** Given information **
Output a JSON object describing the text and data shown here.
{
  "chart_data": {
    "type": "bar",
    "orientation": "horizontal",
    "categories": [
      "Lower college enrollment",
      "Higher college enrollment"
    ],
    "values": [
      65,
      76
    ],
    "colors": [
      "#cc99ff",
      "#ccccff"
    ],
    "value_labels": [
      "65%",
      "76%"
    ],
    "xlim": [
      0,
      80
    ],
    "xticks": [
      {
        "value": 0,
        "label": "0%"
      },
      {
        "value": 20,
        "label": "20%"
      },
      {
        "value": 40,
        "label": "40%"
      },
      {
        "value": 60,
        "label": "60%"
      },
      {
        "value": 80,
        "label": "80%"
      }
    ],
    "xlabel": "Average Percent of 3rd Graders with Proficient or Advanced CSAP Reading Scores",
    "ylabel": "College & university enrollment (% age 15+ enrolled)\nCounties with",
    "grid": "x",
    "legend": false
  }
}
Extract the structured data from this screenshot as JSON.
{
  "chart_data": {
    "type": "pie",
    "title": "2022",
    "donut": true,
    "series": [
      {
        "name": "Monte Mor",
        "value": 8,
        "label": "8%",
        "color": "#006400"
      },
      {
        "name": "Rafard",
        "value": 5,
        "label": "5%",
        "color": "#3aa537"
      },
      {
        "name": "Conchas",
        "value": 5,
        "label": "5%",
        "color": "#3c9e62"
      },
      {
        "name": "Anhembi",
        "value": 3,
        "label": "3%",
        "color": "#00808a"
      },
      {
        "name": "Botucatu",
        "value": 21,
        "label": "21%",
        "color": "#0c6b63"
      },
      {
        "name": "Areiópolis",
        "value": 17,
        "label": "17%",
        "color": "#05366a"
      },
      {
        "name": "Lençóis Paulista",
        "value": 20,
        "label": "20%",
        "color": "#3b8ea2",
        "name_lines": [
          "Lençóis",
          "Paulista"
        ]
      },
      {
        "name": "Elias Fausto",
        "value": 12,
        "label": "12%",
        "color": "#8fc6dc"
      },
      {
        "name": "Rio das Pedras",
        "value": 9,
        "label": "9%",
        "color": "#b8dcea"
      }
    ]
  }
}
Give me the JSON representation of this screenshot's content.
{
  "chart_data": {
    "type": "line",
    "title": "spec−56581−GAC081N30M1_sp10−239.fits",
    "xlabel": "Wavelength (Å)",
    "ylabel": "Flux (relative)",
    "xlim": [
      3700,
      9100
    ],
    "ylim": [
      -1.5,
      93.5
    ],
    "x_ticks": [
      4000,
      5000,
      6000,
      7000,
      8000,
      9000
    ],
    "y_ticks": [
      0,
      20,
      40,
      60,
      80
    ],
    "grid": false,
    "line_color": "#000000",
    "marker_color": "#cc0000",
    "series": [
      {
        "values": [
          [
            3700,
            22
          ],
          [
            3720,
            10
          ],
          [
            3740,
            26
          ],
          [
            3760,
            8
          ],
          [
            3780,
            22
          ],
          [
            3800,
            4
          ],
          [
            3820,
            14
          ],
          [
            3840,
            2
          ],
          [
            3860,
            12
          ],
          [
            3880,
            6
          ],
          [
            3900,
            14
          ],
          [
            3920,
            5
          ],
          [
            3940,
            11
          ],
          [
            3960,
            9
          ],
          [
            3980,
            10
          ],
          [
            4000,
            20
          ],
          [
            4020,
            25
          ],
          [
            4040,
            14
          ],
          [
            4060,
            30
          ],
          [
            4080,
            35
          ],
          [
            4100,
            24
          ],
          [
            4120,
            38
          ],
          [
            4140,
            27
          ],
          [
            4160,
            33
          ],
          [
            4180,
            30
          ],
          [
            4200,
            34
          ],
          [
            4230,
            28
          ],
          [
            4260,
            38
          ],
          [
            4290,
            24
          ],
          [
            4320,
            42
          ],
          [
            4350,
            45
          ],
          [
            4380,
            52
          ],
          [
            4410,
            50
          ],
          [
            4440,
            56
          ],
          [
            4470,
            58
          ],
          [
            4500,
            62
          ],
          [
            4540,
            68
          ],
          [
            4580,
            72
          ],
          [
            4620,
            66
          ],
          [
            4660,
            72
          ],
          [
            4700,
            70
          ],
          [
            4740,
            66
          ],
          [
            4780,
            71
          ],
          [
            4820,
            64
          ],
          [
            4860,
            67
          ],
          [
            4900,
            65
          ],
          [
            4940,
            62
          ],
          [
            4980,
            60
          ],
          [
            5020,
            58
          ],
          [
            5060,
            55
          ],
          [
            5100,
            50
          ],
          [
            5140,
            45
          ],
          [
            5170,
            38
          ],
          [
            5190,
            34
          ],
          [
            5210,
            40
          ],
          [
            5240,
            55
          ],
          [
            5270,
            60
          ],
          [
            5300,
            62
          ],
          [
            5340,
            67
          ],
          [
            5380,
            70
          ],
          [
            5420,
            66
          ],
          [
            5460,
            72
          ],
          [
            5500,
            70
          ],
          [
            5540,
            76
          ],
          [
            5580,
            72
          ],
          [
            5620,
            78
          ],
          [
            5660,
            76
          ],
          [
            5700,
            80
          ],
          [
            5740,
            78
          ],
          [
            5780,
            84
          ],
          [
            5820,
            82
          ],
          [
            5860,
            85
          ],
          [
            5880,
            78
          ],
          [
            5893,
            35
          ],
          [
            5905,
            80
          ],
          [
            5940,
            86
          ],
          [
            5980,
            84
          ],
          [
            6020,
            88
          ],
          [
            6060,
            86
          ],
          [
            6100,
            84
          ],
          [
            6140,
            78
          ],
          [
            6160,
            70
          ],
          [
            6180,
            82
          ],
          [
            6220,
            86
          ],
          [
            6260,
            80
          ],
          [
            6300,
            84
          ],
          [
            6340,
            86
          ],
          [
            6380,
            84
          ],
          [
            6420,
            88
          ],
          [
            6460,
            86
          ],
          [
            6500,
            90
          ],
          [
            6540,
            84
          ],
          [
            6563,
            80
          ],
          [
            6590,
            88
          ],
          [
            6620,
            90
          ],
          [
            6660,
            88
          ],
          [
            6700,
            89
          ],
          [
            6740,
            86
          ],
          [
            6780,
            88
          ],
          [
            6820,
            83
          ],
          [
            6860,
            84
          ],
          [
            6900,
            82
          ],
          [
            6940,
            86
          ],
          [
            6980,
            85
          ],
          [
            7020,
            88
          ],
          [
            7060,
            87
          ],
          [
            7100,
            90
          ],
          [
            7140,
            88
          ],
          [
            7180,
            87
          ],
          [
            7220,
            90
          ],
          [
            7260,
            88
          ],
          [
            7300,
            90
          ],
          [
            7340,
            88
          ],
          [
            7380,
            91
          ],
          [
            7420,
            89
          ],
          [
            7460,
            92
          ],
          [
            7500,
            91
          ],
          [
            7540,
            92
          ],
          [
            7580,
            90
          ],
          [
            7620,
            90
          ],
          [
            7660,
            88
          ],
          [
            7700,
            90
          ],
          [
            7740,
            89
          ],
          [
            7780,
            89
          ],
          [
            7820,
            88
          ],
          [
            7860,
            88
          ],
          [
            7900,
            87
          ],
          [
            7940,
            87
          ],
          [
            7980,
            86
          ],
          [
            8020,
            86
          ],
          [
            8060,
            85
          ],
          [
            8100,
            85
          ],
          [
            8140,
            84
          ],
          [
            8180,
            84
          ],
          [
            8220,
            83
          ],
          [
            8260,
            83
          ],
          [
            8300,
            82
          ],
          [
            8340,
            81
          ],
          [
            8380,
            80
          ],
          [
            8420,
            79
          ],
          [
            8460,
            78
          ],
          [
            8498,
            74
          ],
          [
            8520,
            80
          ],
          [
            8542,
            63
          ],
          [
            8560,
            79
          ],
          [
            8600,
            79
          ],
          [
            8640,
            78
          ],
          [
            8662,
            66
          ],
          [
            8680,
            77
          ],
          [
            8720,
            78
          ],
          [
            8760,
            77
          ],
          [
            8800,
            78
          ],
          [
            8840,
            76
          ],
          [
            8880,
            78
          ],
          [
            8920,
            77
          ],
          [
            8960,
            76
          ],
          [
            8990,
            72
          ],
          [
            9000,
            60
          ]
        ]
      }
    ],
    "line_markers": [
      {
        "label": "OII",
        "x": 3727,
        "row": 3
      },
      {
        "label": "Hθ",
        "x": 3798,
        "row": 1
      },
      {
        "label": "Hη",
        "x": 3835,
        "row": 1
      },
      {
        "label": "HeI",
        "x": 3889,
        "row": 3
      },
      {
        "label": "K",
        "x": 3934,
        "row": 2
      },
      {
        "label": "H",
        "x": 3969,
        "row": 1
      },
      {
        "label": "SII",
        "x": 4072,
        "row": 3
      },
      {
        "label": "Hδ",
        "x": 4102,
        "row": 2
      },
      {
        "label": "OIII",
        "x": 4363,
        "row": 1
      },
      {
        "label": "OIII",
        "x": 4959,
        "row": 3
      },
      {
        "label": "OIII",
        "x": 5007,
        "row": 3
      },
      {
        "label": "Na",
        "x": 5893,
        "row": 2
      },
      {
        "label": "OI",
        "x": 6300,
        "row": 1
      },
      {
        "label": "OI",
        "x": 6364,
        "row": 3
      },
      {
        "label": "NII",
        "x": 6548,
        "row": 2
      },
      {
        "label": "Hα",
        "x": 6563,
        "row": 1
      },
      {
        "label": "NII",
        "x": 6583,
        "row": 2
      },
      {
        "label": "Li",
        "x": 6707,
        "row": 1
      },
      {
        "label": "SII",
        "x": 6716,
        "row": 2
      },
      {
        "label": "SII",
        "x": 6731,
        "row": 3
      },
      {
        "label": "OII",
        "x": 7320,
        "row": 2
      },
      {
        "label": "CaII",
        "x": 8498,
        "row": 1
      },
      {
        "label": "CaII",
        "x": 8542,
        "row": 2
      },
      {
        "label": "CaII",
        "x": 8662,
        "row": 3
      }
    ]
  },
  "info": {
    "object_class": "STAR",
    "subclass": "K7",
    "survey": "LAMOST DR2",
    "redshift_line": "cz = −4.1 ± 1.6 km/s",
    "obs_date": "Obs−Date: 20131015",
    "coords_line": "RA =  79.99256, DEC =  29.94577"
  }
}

** Task objective **
All lines in the data that contain the word "ylabel" should be copied.

** Response for this exercise **
    "ylabel": "College & university enrollment (% age 15+ enrolled)\nCounties with",
    "ylabel": "Flux (relative)",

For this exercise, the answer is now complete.